AIM
Set each record down exactly, excluding all images.

------ SUPPLIED MATERIAL

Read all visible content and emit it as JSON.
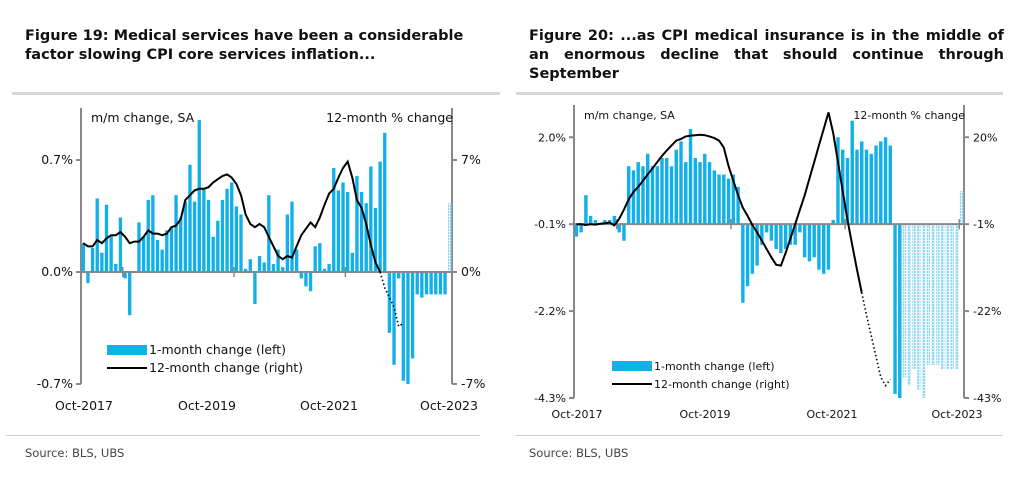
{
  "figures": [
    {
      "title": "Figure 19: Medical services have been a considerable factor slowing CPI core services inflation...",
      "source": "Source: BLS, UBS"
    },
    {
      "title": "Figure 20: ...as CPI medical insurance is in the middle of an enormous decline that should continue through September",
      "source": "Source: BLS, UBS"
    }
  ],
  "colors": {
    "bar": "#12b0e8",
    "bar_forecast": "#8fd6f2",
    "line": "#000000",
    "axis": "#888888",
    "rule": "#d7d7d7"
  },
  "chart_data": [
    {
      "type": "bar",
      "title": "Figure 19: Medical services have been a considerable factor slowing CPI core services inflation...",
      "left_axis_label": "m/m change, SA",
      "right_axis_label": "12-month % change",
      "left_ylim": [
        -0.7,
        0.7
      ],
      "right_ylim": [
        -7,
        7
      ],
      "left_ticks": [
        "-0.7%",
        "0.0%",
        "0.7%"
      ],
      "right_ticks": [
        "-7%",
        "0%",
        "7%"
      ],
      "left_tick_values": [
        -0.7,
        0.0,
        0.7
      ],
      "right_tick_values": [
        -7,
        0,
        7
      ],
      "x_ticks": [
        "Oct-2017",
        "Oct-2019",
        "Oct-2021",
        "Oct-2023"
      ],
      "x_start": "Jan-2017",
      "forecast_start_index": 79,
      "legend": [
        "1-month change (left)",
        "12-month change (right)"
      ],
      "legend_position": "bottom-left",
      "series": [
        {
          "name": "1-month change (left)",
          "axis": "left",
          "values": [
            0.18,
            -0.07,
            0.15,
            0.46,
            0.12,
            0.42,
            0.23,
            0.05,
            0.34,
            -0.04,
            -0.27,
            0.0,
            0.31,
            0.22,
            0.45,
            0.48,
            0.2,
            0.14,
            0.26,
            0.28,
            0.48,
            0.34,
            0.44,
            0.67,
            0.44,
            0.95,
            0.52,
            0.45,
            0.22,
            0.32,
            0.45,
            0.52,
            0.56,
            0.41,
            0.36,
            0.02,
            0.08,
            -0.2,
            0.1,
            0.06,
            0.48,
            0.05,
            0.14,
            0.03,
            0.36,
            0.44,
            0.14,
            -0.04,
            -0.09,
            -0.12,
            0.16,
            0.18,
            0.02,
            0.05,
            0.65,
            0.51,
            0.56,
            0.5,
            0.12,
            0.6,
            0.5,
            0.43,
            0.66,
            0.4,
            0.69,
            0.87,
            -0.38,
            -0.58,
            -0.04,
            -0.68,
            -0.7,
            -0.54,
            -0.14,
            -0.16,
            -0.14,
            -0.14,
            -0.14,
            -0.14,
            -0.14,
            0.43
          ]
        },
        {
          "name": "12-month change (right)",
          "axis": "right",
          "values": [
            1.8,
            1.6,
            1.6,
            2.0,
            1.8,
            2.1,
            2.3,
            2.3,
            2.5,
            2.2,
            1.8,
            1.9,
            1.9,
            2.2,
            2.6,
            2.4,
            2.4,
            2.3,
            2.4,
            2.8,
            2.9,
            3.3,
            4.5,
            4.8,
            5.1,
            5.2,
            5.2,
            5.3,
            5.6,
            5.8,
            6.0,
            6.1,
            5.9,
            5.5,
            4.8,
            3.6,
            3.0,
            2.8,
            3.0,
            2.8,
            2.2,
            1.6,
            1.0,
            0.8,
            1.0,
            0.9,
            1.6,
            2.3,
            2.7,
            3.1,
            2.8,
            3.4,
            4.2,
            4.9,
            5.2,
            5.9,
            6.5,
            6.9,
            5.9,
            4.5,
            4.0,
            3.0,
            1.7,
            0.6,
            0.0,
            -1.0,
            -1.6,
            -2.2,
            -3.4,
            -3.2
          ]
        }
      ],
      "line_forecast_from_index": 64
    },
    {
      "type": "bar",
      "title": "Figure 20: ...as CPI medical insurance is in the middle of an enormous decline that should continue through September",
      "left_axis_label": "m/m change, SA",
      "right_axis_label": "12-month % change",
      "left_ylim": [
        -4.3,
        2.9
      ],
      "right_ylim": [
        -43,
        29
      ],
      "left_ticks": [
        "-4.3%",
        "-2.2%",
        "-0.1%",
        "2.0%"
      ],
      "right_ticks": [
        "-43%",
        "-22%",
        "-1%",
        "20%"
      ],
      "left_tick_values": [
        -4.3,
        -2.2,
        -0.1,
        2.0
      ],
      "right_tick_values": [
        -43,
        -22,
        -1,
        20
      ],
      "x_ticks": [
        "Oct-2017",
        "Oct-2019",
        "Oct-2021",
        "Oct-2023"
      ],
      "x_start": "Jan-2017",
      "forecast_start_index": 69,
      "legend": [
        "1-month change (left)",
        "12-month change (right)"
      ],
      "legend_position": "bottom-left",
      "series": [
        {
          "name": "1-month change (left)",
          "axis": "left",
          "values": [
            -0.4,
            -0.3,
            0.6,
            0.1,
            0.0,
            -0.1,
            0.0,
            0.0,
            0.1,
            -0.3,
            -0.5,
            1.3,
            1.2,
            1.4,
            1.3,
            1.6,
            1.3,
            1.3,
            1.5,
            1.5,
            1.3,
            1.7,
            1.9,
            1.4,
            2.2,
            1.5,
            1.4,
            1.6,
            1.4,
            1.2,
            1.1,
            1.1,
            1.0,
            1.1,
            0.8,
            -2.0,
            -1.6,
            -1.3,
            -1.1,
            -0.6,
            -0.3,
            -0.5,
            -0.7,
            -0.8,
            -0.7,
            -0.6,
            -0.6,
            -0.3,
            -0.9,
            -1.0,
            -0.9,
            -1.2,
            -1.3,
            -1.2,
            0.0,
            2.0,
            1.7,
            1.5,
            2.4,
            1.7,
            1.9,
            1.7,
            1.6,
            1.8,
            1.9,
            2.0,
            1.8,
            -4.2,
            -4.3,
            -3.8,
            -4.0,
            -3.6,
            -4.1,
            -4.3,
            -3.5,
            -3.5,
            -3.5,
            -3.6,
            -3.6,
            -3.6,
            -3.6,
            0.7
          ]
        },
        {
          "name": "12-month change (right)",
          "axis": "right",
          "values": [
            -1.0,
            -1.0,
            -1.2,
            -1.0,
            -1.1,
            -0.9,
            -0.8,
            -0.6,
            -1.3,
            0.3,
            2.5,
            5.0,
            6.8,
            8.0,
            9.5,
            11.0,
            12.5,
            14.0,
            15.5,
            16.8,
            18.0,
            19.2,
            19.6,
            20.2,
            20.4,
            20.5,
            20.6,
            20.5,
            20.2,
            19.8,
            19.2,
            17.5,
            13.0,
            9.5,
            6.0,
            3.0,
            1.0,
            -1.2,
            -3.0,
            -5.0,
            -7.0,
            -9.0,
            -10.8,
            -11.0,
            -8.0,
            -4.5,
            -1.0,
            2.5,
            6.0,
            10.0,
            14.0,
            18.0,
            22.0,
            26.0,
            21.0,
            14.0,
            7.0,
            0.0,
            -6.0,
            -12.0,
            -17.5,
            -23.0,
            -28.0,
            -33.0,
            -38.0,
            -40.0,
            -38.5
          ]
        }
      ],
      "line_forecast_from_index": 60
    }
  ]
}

------------

FINAL RESULT
Read all visible content and emit it as JSON.
{
  "figures": [
    {
      "title": "Figure 19: Medical services have been a considerable factor slowing CPI core services inflation...",
      "source": "Source: BLS, UBS"
    },
    {
      "title": "Figure 20: ...as CPI medical insurance is in the middle of an enormous decline that should continue through September",
      "source": "Source: BLS, UBS"
    }
  ],
  "colors": {
    "bar": "#12b0e8",
    "bar_forecast": "#8fd6f2",
    "line": "#000000",
    "axis": "#888888",
    "rule": "#d7d7d7"
  },
  "chart_data": [
    {
      "type": "bar",
      "title": "Figure 19: Medical services have been a considerable factor slowing CPI core services inflation...",
      "left_axis_label": "m/m change, SA",
      "right_axis_label": "12-month % change",
      "left_ylim": [
        -0.7,
        0.7
      ],
      "right_ylim": [
        -7,
        7
      ],
      "left_ticks": [
        "-0.7%",
        "0.0%",
        "0.7%"
      ],
      "right_ticks": [
        "-7%",
        "0%",
        "7%"
      ],
      "left_tick_values": [
        -0.7,
        0.0,
        0.7
      ],
      "right_tick_values": [
        -7,
        0,
        7
      ],
      "x_ticks": [
        "Oct-2017",
        "Oct-2019",
        "Oct-2021",
        "Oct-2023"
      ],
      "x_start": "Jan-2017",
      "forecast_start_index": 79,
      "legend": [
        "1-month change (left)",
        "12-month change (right)"
      ],
      "legend_position": "bottom-left",
      "series": [
        {
          "name": "1-month change (left)",
          "axis": "left",
          "values": [
            0.18,
            -0.07,
            0.15,
            0.46,
            0.12,
            0.42,
            0.23,
            0.05,
            0.34,
            -0.04,
            -0.27,
            0.0,
            0.31,
            0.22,
            0.45,
            0.48,
            0.2,
            0.14,
            0.26,
            0.28,
            0.48,
            0.34,
            0.44,
            0.67,
            0.44,
            0.95,
            0.52,
            0.45,
            0.22,
            0.32,
            0.45,
            0.52,
            0.56,
            0.41,
            0.36,
            0.02,
            0.08,
            -0.2,
            0.1,
            0.06,
            0.48,
            0.05,
            0.14,
            0.03,
            0.36,
            0.44,
            0.14,
            -0.04,
            -0.09,
            -0.12,
            0.16,
            0.18,
            0.02,
            0.05,
            0.65,
            0.51,
            0.56,
            0.5,
            0.12,
            0.6,
            0.5,
            0.43,
            0.66,
            0.4,
            0.69,
            0.87,
            -0.38,
            -0.58,
            -0.04,
            -0.68,
            -0.7,
            -0.54,
            -0.14,
            -0.16,
            -0.14,
            -0.14,
            -0.14,
            -0.14,
            -0.14,
            0.43
          ]
        },
        {
          "name": "12-month change (right)",
          "axis": "right",
          "values": [
            1.8,
            1.6,
            1.6,
            2.0,
            1.8,
            2.1,
            2.3,
            2.3,
            2.5,
            2.2,
            1.8,
            1.9,
            1.9,
            2.2,
            2.6,
            2.4,
            2.4,
            2.3,
            2.4,
            2.8,
            2.9,
            3.3,
            4.5,
            4.8,
            5.1,
            5.2,
            5.2,
            5.3,
            5.6,
            5.8,
            6.0,
            6.1,
            5.9,
            5.5,
            4.8,
            3.6,
            3.0,
            2.8,
            3.0,
            2.8,
            2.2,
            1.6,
            1.0,
            0.8,
            1.0,
            0.9,
            1.6,
            2.3,
            2.7,
            3.1,
            2.8,
            3.4,
            4.2,
            4.9,
            5.2,
            5.9,
            6.5,
            6.9,
            5.9,
            4.5,
            4.0,
            3.0,
            1.7,
            0.6,
            0.0,
            -1.0,
            -1.6,
            -2.2,
            -3.4,
            -3.2
          ]
        }
      ],
      "line_forecast_from_index": 64
    },
    {
      "type": "bar",
      "title": "Figure 20: ...as CPI medical insurance is in the middle of an enormous decline that should continue through September",
      "left_axis_label": "m/m change, SA",
      "right_axis_label": "12-month % change",
      "left_ylim": [
        -4.3,
        2.9
      ],
      "right_ylim": [
        -43,
        29
      ],
      "left_ticks": [
        "-4.3%",
        "-2.2%",
        "-0.1%",
        "2.0%"
      ],
      "right_ticks": [
        "-43%",
        "-22%",
        "-1%",
        "20%"
      ],
      "left_tick_values": [
        -4.3,
        -2.2,
        -0.1,
        2.0
      ],
      "right_tick_values": [
        -43,
        -22,
        -1,
        20
      ],
      "x_ticks": [
        "Oct-2017",
        "Oct-2019",
        "Oct-2021",
        "Oct-2023"
      ],
      "x_start": "Jan-2017",
      "forecast_start_index": 69,
      "legend": [
        "1-month change (left)",
        "12-month change (right)"
      ],
      "legend_position": "bottom-left",
      "series": [
        {
          "name": "1-month change (left)",
          "axis": "left",
          "values": [
            -0.4,
            -0.3,
            0.6,
            0.1,
            0.0,
            -0.1,
            0.0,
            0.0,
            0.1,
            -0.3,
            -0.5,
            1.3,
            1.2,
            1.4,
            1.3,
            1.6,
            1.3,
            1.3,
            1.5,
            1.5,
            1.3,
            1.7,
            1.9,
            1.4,
            2.2,
            1.5,
            1.4,
            1.6,
            1.4,
            1.2,
            1.1,
            1.1,
            1.0,
            1.1,
            0.8,
            -2.0,
            -1.6,
            -1.3,
            -1.1,
            -0.6,
            -0.3,
            -0.5,
            -0.7,
            -0.8,
            -0.7,
            -0.6,
            -0.6,
            -0.3,
            -0.9,
            -1.0,
            -0.9,
            -1.2,
            -1.3,
            -1.2,
            0.0,
            2.0,
            1.7,
            1.5,
            2.4,
            1.7,
            1.9,
            1.7,
            1.6,
            1.8,
            1.9,
            2.0,
            1.8,
            -4.2,
            -4.3,
            -3.8,
            -4.0,
            -3.6,
            -4.1,
            -4.3,
            -3.5,
            -3.5,
            -3.5,
            -3.6,
            -3.6,
            -3.6,
            -3.6,
            0.7
          ]
        },
        {
          "name": "12-month change (right)",
          "axis": "right",
          "values": [
            -1.0,
            -1.0,
            -1.2,
            -1.0,
            -1.1,
            -0.9,
            -0.8,
            -0.6,
            -1.3,
            0.3,
            2.5,
            5.0,
            6.8,
            8.0,
            9.5,
            11.0,
            12.5,
            14.0,
            15.5,
            16.8,
            18.0,
            19.2,
            19.6,
            20.2,
            20.4,
            20.5,
            20.6,
            20.5,
            20.2,
            19.8,
            19.2,
            17.5,
            13.0,
            9.5,
            6.0,
            3.0,
            1.0,
            -1.2,
            -3.0,
            -5.0,
            -7.0,
            -9.0,
            -10.8,
            -11.0,
            -8.0,
            -4.5,
            -1.0,
            2.5,
            6.0,
            10.0,
            14.0,
            18.0,
            22.0,
            26.0,
            21.0,
            14.0,
            7.0,
            0.0,
            -6.0,
            -12.0,
            -17.5,
            -23.0,
            -28.0,
            -33.0,
            -38.0,
            -40.0,
            -38.5
          ]
        }
      ],
      "line_forecast_from_index": 60
    }
  ]
}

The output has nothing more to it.